Stored entries
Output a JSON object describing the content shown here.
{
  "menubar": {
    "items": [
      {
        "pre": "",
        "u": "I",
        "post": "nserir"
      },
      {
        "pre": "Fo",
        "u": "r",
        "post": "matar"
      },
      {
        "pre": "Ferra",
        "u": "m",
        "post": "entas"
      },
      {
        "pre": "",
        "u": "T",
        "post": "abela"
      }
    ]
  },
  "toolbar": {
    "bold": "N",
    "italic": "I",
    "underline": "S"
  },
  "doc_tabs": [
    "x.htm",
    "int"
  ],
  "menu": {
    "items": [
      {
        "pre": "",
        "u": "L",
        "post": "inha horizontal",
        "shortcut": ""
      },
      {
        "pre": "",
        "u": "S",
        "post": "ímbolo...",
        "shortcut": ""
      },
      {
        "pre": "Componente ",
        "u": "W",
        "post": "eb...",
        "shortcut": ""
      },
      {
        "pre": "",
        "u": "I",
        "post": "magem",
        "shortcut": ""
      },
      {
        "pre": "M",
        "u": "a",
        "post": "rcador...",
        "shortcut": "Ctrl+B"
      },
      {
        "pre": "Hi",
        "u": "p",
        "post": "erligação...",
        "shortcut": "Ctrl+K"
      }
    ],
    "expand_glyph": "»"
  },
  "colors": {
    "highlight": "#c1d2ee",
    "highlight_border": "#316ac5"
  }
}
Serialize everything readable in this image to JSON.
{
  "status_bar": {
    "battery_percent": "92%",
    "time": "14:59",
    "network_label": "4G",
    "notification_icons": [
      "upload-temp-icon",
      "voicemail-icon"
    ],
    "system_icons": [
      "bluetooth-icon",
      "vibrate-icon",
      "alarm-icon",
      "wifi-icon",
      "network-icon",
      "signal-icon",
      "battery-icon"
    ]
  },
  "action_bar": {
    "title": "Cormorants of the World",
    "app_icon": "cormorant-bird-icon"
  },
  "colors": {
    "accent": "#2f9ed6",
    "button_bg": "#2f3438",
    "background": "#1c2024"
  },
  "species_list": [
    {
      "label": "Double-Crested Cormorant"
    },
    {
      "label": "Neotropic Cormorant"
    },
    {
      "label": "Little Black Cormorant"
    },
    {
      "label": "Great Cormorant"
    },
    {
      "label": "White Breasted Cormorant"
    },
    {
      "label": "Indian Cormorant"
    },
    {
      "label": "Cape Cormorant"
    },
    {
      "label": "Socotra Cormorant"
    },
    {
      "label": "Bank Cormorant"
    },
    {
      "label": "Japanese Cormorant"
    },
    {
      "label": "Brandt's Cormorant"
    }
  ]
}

== WRITTEN INSTRUCTION ==
Reproduce the material verbatim, line by line.

== ANSWER TO THIS TASK ==
Output a JSON object describing the content shown here.
{
  "menubar": {
    "items": [
      {
        "pre": "",
        "u": "I",
        "post": "nserir"
      },
      {
        "pre": "Fo",
        "u": "r",
        "post": "matar"
      },
      {
        "pre": "Ferra",
        "u": "m",
        "post": "entas"
      },
      {
        "pre": "",
        "u": "T",
        "post": "abela"
      }
    ]
  },
  "toolbar": {
    "bold": "N",
    "italic": "I",
    "underline": "S"
  },
  "doc_tabs": [
    "x.htm",
    "int"
  ],
  "menu": {
    "items": [
      {
        "pre": "",
        "u": "L",
        "post": "inha horizontal",
        "shortcut": ""
      },
      {
        "pre": "",
        "u": "S",
        "post": "ímbolo...",
        "shortcut": ""
      },
      {
        "pre": "Componente ",
        "u": "W",
        "post": "eb...",
        "shortcut": ""
      },
      {
        "pre": "",
        "u": "I",
        "post": "magem",
        "shortcut": ""
      },
      {
        "pre": "M",
        "u": "a",
        "post": "rcador...",
        "shortcut": "Ctrl+B"
      },
      {
        "pre": "Hi",
        "u": "p",
        "post": "erligação...",
        "shortcut": "Ctrl+K"
      }
    ],
    "expand_glyph": "»"
  },
  "colors": {
    "highlight": "#c1d2ee",
    "highlight_border": "#316ac5"
  }
}
Serialize everything readable in this image to JSON.
{
  "status_bar": {
    "battery_percent": "92%",
    "time": "14:59",
    "network_label": "4G",
    "notification_icons": [
      "upload-temp-icon",
      "voicemail-icon"
    ],
    "system_icons": [
      "bluetooth-icon",
      "vibrate-icon",
      "alarm-icon",
      "wifi-icon",
      "network-icon",
      "signal-icon",
      "battery-icon"
    ]
  },
  "action_bar": {
    "title": "Cormorants of the World",
    "app_icon": "cormorant-bird-icon"
  },
  "colors": {
    "accent": "#2f9ed6",
    "button_bg": "#2f3438",
    "background": "#1c2024"
  },
  "species_list": [
    {
      "label": "Double-Crested Cormorant"
    },
    {
      "label": "Neotropic Cormorant"
    },
    {
      "label": "Little Black Cormorant"
    },
    {
      "label": "Great Cormorant"
    },
    {
      "label": "White Breasted Cormorant"
    },
    {
      "label": "Indian Cormorant"
    },
    {
      "label": "Cape Cormorant"
    },
    {
      "label": "Socotra Cormorant"
    },
    {
      "label": "Bank Cormorant"
    },
    {
      "label": "Japanese Cormorant"
    },
    {
      "label": "Brandt's Cormorant"
    }
  ]
}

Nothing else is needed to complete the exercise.